### TASK
Copy out all of the material exactly.

:::

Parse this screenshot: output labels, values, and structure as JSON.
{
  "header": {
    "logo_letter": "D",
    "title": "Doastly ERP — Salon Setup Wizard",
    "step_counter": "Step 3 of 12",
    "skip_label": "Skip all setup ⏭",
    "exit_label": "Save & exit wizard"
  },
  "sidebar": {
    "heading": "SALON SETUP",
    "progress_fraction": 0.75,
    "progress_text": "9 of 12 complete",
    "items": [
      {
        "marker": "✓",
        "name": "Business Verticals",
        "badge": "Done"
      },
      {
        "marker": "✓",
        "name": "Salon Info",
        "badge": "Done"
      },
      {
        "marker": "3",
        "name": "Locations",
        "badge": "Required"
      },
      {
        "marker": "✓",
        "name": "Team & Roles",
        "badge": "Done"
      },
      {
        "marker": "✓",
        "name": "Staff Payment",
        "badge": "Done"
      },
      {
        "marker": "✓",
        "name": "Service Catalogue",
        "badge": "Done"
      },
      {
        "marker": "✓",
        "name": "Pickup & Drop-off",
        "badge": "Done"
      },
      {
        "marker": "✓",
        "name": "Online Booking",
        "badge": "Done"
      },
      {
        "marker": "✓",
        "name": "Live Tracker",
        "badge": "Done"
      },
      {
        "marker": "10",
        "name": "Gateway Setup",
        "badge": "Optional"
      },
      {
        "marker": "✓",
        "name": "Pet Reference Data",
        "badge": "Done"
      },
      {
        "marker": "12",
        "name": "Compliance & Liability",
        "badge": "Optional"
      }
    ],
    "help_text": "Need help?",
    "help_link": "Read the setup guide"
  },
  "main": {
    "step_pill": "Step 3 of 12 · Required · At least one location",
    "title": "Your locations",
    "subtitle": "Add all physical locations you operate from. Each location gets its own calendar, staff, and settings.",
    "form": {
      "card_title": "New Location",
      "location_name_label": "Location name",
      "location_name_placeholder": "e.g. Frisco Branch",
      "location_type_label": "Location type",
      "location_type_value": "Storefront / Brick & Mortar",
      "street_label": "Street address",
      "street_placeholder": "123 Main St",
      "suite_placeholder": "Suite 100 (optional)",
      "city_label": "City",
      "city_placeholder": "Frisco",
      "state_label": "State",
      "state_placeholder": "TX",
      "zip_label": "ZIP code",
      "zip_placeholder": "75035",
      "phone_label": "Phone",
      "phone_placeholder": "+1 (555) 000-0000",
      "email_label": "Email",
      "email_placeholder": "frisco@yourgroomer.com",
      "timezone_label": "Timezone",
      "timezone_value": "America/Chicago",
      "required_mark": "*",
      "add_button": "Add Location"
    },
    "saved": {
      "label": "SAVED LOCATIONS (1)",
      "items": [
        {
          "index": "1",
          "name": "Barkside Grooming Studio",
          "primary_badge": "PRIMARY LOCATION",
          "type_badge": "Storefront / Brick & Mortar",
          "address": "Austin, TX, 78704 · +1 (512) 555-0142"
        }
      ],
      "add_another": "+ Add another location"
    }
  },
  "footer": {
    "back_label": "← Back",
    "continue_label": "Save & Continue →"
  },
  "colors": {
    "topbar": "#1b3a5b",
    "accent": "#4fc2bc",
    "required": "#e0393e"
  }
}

:::

### ANSWER TO THE EXERCISE
Parse this screenshot: output labels, values, and structure as JSON.
{
  "header": {
    "logo_letter": "D",
    "title": "Doastly ERP — Salon Setup Wizard",
    "step_counter": "Step 3 of 12",
    "skip_label": "Skip all setup ⏭",
    "exit_label": "Save & exit wizard"
  },
  "sidebar": {
    "heading": "SALON SETUP",
    "progress_fraction": 0.75,
    "progress_text": "9 of 12 complete",
    "items": [
      {
        "marker": "✓",
        "name": "Business Verticals",
        "badge": "Done"
      },
      {
        "marker": "✓",
        "name": "Salon Info",
        "badge": "Done"
      },
      {
        "marker": "3",
        "name": "Locations",
        "badge": "Required"
      },
      {
        "marker": "✓",
        "name": "Team & Roles",
        "badge": "Done"
      },
      {
        "marker": "✓",
        "name": "Staff Payment",
        "badge": "Done"
      },
      {
        "marker": "✓",
        "name": "Service Catalogue",
        "badge": "Done"
      },
      {
        "marker": "✓",
        "name": "Pickup & Drop-off",
        "badge": "Done"
      },
      {
        "marker": "✓",
        "name": "Online Booking",
        "badge": "Done"
      },
      {
        "marker": "✓",
        "name": "Live Tracker",
        "badge": "Done"
      },
      {
        "marker": "10",
        "name": "Gateway Setup",
        "badge": "Optional"
      },
      {
        "marker": "✓",
        "name": "Pet Reference Data",
        "badge": "Done"
      },
      {
        "marker": "12",
        "name": "Compliance & Liability",
        "badge": "Optional"
      }
    ],
    "help_text": "Need help?",
    "help_link": "Read the setup guide"
  },
  "main": {
    "step_pill": "Step 3 of 12 · Required · At least one location",
    "title": "Your locations",
    "subtitle": "Add all physical locations you operate from. Each location gets its own calendar, staff, and settings.",
    "form": {
      "card_title": "New Location",
      "location_name_label": "Location name",
      "location_name_placeholder": "e.g. Frisco Branch",
      "location_type_label": "Location type",
      "location_type_value": "Storefront / Brick & Mortar",
      "street_label": "Street address",
      "street_placeholder": "123 Main St",
      "suite_placeholder": "Suite 100 (optional)",
      "city_label": "City",
      "city_placeholder": "Frisco",
      "state_label": "State",
      "state_placeholder": "TX",
      "zip_label": "ZIP code",
      "zip_placeholder": "75035",
      "phone_label": "Phone",
      "phone_placeholder": "+1 (555) 000-0000",
      "email_label": "Email",
      "email_placeholder": "frisco@yourgroomer.com",
      "timezone_label": "Timezone",
      "timezone_value": "America/Chicago",
      "required_mark": "*",
      "add_button": "Add Location"
    },
    "saved": {
      "label": "SAVED LOCATIONS (1)",
      "items": [
        {
          "index": "1",
          "name": "Barkside Grooming Studio",
          "primary_badge": "PRIMARY LOCATION",
          "type_badge": "Storefront / Brick & Mortar",
          "address": "Austin, TX, 78704 · +1 (512) 555-0142"
        }
      ],
      "add_another": "+ Add another location"
    }
  },
  "footer": {
    "back_label": "← Back",
    "continue_label": "Save & Continue →"
  },
  "colors": {
    "topbar": "#1b3a5b",
    "accent": "#4fc2bc",
    "required": "#e0393e"
  }
}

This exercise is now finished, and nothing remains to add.